Collect all lines containing the word "this" from the data.

========

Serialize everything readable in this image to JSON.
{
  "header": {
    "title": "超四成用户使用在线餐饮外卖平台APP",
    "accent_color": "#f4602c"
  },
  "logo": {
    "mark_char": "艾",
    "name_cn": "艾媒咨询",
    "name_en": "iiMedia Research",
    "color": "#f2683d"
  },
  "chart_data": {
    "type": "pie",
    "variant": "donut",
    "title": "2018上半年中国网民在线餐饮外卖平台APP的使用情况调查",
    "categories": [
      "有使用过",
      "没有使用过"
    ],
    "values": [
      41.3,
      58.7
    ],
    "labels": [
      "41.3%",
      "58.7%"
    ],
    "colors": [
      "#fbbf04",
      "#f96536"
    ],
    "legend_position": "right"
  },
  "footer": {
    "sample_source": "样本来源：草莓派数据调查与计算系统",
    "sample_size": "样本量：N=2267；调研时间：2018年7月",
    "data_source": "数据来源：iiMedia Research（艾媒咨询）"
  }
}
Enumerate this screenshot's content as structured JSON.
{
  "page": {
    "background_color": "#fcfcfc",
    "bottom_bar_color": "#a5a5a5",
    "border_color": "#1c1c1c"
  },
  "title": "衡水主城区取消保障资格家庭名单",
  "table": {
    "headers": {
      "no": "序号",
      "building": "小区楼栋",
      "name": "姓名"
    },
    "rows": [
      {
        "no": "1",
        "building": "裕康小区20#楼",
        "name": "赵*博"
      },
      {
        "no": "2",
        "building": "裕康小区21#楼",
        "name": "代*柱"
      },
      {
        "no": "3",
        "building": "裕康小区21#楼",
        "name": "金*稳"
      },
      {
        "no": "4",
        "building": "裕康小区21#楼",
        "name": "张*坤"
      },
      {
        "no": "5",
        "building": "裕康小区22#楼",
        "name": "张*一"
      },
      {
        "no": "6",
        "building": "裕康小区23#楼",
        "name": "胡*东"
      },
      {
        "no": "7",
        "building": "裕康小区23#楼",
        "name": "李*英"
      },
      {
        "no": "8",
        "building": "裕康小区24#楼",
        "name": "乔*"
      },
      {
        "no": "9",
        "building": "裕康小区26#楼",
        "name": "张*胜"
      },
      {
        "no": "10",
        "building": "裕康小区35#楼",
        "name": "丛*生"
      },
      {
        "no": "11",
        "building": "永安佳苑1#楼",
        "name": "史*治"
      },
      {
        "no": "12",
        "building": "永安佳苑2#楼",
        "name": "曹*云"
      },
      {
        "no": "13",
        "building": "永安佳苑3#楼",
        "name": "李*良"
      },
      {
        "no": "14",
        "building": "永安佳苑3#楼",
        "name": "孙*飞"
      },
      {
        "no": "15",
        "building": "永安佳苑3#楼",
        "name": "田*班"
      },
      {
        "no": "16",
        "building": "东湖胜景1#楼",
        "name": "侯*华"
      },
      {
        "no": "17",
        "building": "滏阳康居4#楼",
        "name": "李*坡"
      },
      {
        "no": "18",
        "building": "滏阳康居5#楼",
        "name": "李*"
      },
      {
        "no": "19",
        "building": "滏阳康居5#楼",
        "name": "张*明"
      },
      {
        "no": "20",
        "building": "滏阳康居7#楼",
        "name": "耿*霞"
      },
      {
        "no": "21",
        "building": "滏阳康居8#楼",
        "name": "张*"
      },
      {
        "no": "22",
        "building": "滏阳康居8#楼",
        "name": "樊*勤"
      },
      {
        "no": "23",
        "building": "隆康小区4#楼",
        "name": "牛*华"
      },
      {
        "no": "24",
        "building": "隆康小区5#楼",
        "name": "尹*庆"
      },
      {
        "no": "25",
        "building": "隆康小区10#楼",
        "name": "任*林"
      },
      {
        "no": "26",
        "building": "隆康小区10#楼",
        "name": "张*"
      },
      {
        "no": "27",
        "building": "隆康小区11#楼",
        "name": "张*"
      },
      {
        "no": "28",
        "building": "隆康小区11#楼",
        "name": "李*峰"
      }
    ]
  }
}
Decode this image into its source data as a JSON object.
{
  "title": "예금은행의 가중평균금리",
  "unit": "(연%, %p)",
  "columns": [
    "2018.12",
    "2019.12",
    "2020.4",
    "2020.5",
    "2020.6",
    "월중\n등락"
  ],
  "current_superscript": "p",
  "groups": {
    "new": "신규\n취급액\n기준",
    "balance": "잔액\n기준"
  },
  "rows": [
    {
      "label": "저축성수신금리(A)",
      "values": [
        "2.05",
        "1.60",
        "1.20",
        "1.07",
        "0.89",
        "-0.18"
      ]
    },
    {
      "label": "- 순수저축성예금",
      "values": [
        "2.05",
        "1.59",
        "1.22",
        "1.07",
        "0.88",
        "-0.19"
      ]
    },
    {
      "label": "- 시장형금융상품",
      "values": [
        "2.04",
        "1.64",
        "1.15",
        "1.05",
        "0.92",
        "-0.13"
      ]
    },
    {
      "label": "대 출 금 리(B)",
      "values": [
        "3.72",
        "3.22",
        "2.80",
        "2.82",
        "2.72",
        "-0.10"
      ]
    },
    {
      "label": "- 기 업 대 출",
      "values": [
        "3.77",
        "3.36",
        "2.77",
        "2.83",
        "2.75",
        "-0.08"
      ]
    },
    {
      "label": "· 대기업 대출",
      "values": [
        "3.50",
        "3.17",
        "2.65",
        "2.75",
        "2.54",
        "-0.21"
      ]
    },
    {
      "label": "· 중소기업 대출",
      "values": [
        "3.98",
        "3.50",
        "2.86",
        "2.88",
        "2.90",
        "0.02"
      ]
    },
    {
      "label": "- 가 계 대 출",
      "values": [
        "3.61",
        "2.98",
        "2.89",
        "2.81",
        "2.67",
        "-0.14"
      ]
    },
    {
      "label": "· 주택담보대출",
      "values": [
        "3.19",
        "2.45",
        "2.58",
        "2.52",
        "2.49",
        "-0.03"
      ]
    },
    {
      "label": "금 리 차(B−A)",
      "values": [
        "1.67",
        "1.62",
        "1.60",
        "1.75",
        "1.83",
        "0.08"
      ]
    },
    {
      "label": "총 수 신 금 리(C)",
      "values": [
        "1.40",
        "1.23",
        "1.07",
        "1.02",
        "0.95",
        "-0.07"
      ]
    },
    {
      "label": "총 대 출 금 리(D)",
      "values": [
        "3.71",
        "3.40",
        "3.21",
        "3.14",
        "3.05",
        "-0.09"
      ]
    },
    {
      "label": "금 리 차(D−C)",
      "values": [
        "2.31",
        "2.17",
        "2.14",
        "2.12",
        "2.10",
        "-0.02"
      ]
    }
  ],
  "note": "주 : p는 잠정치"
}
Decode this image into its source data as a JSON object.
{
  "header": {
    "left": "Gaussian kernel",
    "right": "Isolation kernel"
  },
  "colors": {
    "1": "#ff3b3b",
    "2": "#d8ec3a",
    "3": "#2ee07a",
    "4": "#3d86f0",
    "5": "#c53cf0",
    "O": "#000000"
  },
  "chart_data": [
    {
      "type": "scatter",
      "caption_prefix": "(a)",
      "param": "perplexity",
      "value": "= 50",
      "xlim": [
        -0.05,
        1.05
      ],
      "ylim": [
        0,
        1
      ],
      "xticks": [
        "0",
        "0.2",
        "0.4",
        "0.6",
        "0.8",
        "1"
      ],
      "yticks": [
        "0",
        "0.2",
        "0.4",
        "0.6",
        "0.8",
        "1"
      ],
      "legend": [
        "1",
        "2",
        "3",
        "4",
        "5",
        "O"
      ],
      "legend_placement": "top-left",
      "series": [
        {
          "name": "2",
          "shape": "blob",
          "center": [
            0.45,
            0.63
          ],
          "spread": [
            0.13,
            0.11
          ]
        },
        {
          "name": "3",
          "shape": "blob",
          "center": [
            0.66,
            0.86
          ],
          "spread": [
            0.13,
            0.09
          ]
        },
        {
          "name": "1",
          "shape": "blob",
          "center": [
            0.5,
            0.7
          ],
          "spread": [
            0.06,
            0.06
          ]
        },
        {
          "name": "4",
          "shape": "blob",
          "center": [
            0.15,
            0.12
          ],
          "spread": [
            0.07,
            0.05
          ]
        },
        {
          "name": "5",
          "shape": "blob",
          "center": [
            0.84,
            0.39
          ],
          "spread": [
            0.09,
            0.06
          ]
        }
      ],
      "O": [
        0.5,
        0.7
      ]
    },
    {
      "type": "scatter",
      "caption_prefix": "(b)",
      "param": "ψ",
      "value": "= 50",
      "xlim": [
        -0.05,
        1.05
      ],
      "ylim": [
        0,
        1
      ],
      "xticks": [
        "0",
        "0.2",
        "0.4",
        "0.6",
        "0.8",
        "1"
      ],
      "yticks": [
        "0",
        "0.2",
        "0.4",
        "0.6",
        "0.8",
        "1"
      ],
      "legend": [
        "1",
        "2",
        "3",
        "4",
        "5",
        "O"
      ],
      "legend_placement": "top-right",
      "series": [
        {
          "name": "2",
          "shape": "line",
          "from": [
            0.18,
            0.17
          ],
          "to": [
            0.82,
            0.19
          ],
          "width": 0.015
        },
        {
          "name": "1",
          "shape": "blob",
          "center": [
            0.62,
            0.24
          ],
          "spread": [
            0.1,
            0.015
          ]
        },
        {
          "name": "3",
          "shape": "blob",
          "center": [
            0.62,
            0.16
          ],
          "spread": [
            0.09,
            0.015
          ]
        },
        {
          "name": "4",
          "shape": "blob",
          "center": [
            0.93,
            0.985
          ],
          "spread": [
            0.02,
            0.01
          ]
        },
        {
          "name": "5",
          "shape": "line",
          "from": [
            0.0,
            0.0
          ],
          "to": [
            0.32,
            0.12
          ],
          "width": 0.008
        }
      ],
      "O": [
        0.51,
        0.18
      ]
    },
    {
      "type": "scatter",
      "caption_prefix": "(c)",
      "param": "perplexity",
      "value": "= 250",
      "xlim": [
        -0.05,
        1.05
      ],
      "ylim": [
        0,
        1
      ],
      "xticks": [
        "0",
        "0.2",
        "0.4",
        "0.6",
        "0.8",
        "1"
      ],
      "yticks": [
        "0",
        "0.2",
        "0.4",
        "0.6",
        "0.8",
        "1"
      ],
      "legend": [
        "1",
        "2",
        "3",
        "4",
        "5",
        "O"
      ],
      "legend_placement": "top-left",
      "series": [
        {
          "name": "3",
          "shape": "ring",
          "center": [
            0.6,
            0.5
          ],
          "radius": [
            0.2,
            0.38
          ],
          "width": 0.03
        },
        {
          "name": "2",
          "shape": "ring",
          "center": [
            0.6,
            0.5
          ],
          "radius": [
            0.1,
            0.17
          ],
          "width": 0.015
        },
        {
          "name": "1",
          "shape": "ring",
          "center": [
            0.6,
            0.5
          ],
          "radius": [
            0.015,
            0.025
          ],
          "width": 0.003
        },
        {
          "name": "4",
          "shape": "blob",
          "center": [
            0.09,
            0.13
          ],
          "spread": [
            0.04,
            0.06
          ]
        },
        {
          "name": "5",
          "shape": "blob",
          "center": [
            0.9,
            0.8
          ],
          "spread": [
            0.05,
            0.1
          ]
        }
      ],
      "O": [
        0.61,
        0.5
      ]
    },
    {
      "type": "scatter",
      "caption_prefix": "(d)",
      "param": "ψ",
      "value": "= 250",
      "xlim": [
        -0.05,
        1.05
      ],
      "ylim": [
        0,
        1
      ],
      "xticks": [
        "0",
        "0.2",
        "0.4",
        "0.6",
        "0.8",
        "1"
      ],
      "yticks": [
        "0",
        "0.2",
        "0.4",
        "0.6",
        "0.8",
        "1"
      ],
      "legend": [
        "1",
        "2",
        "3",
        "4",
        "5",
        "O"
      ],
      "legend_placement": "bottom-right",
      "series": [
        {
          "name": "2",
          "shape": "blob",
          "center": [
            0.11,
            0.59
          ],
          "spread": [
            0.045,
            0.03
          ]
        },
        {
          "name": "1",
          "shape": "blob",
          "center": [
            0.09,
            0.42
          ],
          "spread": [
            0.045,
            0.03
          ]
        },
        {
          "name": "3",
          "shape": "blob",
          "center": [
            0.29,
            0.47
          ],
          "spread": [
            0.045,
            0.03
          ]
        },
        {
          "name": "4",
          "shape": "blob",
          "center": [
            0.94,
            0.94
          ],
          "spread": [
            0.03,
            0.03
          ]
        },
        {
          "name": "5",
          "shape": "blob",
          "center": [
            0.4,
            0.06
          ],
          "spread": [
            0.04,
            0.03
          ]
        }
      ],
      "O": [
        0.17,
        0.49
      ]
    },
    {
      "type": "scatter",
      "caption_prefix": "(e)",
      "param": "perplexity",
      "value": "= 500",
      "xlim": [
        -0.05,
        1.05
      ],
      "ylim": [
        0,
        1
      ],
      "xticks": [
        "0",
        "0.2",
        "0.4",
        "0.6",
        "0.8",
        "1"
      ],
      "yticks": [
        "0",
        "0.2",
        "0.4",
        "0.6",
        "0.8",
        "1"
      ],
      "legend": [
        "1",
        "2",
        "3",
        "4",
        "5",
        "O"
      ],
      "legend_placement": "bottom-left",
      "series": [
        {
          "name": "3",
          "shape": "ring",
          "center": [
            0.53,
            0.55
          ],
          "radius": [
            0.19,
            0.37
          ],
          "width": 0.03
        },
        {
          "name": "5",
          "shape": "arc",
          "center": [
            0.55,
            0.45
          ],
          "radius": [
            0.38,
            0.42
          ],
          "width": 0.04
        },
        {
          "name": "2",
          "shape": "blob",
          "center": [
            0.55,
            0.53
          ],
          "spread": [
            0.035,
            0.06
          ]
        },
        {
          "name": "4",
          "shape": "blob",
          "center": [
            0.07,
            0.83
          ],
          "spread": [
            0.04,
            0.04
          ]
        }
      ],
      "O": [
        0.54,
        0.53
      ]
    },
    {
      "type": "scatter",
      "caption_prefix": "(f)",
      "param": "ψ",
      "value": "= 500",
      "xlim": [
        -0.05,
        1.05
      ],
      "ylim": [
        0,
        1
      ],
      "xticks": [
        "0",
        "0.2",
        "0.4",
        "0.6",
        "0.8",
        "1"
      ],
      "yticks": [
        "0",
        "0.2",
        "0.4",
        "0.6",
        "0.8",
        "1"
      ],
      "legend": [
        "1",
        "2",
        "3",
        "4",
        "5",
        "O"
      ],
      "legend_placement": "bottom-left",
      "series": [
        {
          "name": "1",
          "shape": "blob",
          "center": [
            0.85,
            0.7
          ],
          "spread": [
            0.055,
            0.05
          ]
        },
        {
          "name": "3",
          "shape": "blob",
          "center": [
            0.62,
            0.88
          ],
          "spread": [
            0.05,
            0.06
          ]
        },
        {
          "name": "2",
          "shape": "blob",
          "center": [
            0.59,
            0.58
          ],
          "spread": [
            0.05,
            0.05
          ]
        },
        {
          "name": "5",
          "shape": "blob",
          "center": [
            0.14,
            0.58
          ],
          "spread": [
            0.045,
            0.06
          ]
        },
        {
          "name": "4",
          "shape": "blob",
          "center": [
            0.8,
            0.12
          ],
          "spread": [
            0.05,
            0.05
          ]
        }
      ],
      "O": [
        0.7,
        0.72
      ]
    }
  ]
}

========

§ **The result**:
Serialize everything readable in this image to JSON.
Enumerate this screenshot's content as structured JSON.
Decode this image into its source data as a JSON object.
Decode this image into its source data as a JSON object.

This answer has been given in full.